(Records contained in a dataset)
☆ ☆ ☆ ☆

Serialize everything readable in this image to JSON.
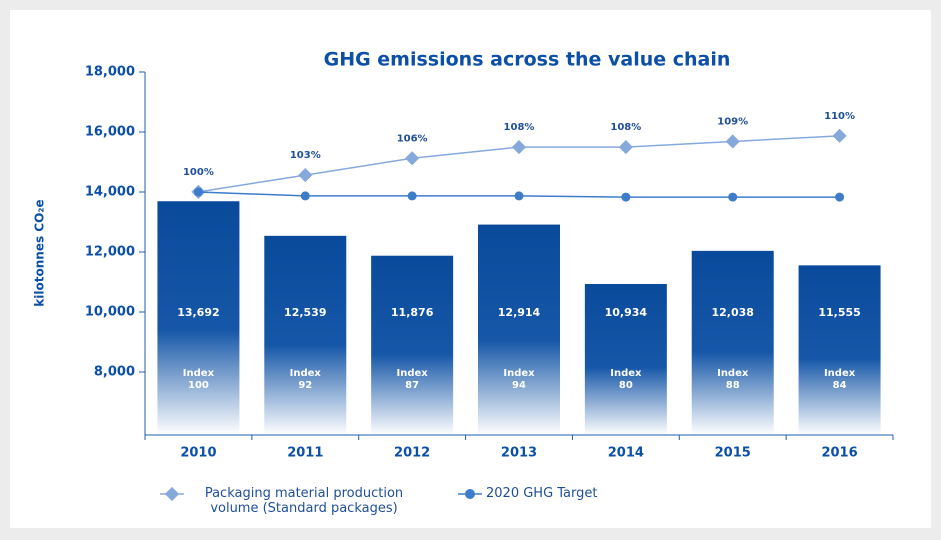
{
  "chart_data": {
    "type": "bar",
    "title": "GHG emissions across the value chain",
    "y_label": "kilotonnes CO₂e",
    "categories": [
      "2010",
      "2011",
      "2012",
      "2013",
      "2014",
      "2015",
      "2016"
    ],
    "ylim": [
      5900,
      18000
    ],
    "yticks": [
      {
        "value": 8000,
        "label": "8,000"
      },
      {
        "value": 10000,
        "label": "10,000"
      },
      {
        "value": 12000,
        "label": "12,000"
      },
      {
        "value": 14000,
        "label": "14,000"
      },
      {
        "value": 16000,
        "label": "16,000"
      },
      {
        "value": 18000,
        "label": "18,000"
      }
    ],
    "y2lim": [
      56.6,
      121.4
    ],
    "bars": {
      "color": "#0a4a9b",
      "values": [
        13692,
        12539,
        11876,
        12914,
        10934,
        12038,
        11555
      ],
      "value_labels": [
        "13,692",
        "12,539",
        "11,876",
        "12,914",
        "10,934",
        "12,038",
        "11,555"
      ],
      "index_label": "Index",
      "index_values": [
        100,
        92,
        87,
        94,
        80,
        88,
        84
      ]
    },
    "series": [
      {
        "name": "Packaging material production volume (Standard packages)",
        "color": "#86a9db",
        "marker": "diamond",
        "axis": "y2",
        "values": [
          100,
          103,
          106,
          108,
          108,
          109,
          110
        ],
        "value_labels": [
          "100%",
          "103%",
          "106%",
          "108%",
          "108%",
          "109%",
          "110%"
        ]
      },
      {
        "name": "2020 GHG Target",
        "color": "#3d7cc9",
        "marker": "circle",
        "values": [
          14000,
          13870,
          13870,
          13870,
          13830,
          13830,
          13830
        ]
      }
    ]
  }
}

☆ ☆ ☆ ☆

Objective: Reproduce each entry precisely, dropping only the pictures.

In response:
Serialize everything readable in this image to JSON.
{
  "chart_data": {
    "type": "bar",
    "title": "GHG emissions across the value chain",
    "y_label": "kilotonnes CO₂e",
    "categories": [
      "2010",
      "2011",
      "2012",
      "2013",
      "2014",
      "2015",
      "2016"
    ],
    "ylim": [
      5900,
      18000
    ],
    "yticks": [
      {
        "value": 8000,
        "label": "8,000"
      },
      {
        "value": 10000,
        "label": "10,000"
      },
      {
        "value": 12000,
        "label": "12,000"
      },
      {
        "value": 14000,
        "label": "14,000"
      },
      {
        "value": 16000,
        "label": "16,000"
      },
      {
        "value": 18000,
        "label": "18,000"
      }
    ],
    "y2lim": [
      56.6,
      121.4
    ],
    "bars": {
      "color": "#0a4a9b",
      "values": [
        13692,
        12539,
        11876,
        12914,
        10934,
        12038,
        11555
      ],
      "value_labels": [
        "13,692",
        "12,539",
        "11,876",
        "12,914",
        "10,934",
        "12,038",
        "11,555"
      ],
      "index_label": "Index",
      "index_values": [
        100,
        92,
        87,
        94,
        80,
        88,
        84
      ]
    },
    "series": [
      {
        "name": "Packaging material production volume (Standard packages)",
        "color": "#86a9db",
        "marker": "diamond",
        "axis": "y2",
        "values": [
          100,
          103,
          106,
          108,
          108,
          109,
          110
        ],
        "value_labels": [
          "100%",
          "103%",
          "106%",
          "108%",
          "108%",
          "109%",
          "110%"
        ]
      },
      {
        "name": "2020 GHG Target",
        "color": "#3d7cc9",
        "marker": "circle",
        "values": [
          14000,
          13870,
          13870,
          13870,
          13830,
          13830,
          13830
        ]
      }
    ]
  }
}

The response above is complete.